* [Job] Below are the records. Count the lines containing the string "Parque", and reply with the number alone.

* [The input]
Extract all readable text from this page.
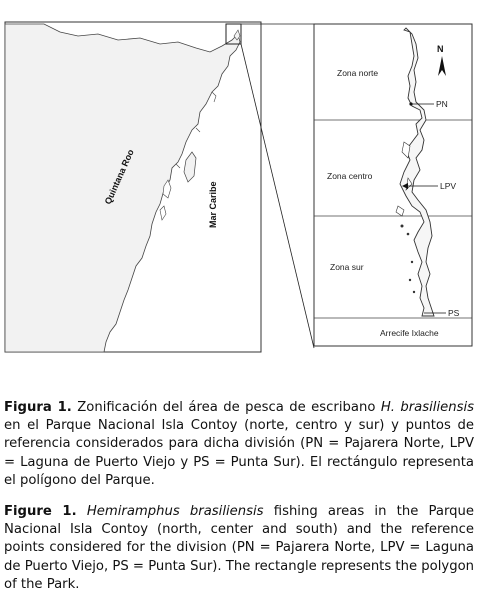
Quintana Roo	Mar Caribe
N
Zona norte
Zona centro
Zona sur
PN
LPV
PS
Arrecife Ixlache

Figura 1. Zonificación del área de pesca de escribano H. brasiliensis en el Parque Nacional Isla Contoy (norte, centro y sur) y puntos de referencia considerados para dicha división (PN = Pajarera Norte, LPV = Laguna de Puerto Viejo y PS = Punta Sur). El rectángulo representa el polígono del Parque.

Figure 1. Hemiramphus brasiliensis fishing areas in the Parque Nacional Isla Contoy (north, center and south) and the reference points considered for the division (PN = Pajarera Norte, LPV = Laguna de Puerto Viejo, PS = Punta Sur). The rectangle represents the polygon of the Park.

* [Response below] 2